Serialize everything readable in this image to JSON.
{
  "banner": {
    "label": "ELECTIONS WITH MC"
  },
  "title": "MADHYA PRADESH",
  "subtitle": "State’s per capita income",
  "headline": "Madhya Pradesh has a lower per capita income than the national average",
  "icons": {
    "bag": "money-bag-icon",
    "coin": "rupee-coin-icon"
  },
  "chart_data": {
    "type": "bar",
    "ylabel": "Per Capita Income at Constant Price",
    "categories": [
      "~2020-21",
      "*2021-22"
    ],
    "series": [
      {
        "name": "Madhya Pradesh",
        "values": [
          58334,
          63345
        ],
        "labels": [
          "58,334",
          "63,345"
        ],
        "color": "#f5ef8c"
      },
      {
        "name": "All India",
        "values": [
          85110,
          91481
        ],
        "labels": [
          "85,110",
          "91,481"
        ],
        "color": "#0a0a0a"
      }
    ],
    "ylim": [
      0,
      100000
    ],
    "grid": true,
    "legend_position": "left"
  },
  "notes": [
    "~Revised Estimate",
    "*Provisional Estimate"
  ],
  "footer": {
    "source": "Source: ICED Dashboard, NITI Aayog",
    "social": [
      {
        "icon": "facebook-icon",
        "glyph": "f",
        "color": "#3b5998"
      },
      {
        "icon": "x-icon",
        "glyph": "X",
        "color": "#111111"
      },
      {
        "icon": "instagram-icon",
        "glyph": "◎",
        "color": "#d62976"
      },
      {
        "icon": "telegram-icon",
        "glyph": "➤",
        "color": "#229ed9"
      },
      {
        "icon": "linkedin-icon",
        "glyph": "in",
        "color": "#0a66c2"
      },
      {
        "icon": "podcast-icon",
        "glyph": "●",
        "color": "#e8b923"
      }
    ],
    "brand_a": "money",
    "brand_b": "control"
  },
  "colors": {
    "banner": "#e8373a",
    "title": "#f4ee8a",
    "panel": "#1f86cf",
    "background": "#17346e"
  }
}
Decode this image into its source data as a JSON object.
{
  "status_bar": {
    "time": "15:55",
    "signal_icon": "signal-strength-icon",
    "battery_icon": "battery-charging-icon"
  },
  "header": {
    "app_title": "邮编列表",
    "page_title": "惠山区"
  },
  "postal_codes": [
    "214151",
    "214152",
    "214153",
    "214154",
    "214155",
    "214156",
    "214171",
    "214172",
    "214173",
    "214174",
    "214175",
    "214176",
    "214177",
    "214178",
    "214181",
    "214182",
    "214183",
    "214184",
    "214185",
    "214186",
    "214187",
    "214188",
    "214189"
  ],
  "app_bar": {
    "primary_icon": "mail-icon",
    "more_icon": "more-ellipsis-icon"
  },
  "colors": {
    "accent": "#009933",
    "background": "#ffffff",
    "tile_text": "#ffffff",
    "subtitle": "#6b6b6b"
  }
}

◆ Given problem: Filter the records down to the lines that contain the string "glyph", and copy those lines.

◆ Exercise output:
        "glyph": "f",
        "glyph": "X",
        "glyph": "◎",
        "glyph": "➤",
        "glyph": "in",
        "glyph": "●",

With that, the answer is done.